# Source records start
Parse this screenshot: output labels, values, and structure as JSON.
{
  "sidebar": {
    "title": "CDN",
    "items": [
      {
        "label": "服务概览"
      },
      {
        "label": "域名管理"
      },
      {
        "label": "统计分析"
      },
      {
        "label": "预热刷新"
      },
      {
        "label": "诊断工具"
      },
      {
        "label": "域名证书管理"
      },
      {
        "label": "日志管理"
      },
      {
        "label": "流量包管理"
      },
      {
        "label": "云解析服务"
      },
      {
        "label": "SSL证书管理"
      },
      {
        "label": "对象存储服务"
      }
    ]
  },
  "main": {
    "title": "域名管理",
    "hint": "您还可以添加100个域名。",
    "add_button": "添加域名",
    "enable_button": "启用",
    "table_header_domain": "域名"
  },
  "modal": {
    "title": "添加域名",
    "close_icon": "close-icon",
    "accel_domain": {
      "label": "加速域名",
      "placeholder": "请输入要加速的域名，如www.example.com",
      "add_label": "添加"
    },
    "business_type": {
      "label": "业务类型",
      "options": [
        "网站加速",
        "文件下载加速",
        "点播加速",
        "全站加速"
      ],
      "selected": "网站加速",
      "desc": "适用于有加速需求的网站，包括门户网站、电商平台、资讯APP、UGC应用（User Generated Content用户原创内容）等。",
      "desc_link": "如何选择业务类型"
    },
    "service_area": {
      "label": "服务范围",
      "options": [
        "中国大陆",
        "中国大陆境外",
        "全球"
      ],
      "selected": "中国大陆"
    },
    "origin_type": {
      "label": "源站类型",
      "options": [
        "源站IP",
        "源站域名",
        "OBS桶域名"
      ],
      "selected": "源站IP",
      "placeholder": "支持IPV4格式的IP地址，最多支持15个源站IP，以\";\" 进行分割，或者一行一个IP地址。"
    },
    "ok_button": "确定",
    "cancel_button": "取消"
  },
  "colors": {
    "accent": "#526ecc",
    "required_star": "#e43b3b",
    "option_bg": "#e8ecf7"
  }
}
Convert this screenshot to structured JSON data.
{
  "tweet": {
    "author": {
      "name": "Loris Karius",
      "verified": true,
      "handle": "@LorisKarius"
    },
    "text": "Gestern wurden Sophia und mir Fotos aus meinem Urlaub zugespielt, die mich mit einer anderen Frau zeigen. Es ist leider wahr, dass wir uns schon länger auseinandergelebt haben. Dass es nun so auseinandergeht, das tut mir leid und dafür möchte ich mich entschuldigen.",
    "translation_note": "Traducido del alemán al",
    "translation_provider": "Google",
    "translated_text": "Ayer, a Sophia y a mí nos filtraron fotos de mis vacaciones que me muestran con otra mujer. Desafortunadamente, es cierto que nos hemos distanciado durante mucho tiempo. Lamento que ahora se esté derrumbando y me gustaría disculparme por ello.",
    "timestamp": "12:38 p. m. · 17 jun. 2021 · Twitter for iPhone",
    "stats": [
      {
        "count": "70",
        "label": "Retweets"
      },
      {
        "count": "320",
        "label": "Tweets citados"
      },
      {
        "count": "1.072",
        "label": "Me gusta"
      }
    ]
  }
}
# Source records end
Please list every line of the records that contains "placeholder".

      "placeholder": "请输入要加速的域名，如www.example.com",
      "placeholder": "支持IPV4格式的IP地址，最多支持15个源站IP，以\";\" 进行分割，或者一行一个IP地址。"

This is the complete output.